__GIVEN EXERCISE__: Quote each line exactly, from the line that contains "What data populates" down to the last line of the listing, and no other lines.

__RECORDS SUPPLIED__:

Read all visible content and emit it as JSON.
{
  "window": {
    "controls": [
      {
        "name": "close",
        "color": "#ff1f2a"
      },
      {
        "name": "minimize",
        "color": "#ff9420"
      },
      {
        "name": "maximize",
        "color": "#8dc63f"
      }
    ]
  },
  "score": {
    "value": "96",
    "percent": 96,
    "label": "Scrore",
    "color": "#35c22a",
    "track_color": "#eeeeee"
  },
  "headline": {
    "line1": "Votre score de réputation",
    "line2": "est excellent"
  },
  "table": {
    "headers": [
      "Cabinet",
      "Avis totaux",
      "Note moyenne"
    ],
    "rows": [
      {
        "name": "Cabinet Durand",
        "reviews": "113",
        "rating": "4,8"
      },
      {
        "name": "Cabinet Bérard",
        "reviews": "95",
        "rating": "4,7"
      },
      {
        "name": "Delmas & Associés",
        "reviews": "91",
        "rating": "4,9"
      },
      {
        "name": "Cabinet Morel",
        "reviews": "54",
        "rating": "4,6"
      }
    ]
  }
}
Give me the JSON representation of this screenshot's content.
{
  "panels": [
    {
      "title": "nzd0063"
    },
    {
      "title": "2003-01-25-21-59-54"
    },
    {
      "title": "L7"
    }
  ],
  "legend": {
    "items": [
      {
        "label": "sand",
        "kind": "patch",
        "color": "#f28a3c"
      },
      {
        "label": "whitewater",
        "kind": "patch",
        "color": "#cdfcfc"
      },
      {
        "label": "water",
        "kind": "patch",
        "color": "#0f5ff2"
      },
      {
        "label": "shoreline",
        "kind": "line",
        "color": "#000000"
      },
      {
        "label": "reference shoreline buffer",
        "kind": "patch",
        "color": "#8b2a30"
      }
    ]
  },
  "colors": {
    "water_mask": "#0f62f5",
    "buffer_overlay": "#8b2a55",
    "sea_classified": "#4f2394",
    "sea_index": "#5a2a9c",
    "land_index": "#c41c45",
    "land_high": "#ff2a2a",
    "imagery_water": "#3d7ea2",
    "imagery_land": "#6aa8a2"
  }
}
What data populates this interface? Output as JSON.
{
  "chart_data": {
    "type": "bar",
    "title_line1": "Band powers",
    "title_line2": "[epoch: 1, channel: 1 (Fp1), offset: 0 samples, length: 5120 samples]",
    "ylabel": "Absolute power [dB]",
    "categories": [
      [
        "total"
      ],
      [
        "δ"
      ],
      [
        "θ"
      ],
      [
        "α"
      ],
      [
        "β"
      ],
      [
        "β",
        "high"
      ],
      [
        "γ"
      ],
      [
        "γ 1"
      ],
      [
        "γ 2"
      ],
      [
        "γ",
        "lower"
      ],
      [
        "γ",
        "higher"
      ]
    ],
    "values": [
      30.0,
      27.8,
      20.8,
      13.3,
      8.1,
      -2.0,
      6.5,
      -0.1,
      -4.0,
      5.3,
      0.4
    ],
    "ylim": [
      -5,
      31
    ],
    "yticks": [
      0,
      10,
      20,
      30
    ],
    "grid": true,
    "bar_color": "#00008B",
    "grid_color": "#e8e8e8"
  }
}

__SOLUTION FOR THIS EXERCISE__:
What data populates this interface? Output as JSON.
{
  "chart_data": {
    "type": "bar",
    "title_line1": "Band powers",
    "title_line2": "[epoch: 1, channel: 1 (Fp1), offset: 0 samples, length: 5120 samples]",
    "ylabel": "Absolute power [dB]",
    "categories": [
      [
        "total"
      ],
      [
        "δ"
      ],
      [
        "θ"
      ],
      [
        "α"
      ],
      [
        "β"
      ],
      [
        "β",
        "high"
      ],
      [
        "γ"
      ],
      [
        "γ 1"
      ],
      [
        "γ 2"
      ],
      [
        "γ",
        "lower"
      ],
      [
        "γ",
        "higher"
      ]
    ],
    "values": [
      30.0,
      27.8,
      20.8,
      13.3,
      8.1,
      -2.0,
      6.5,
      -0.1,
      -4.0,
      5.3,
      0.4
    ],
    "ylim": [
      -5,
      31
    ],
    "yticks": [
      0,
      10,
      20,
      30
    ],
    "grid": true,
    "bar_color": "#00008B",
    "grid_color": "#e8e8e8"
  }
}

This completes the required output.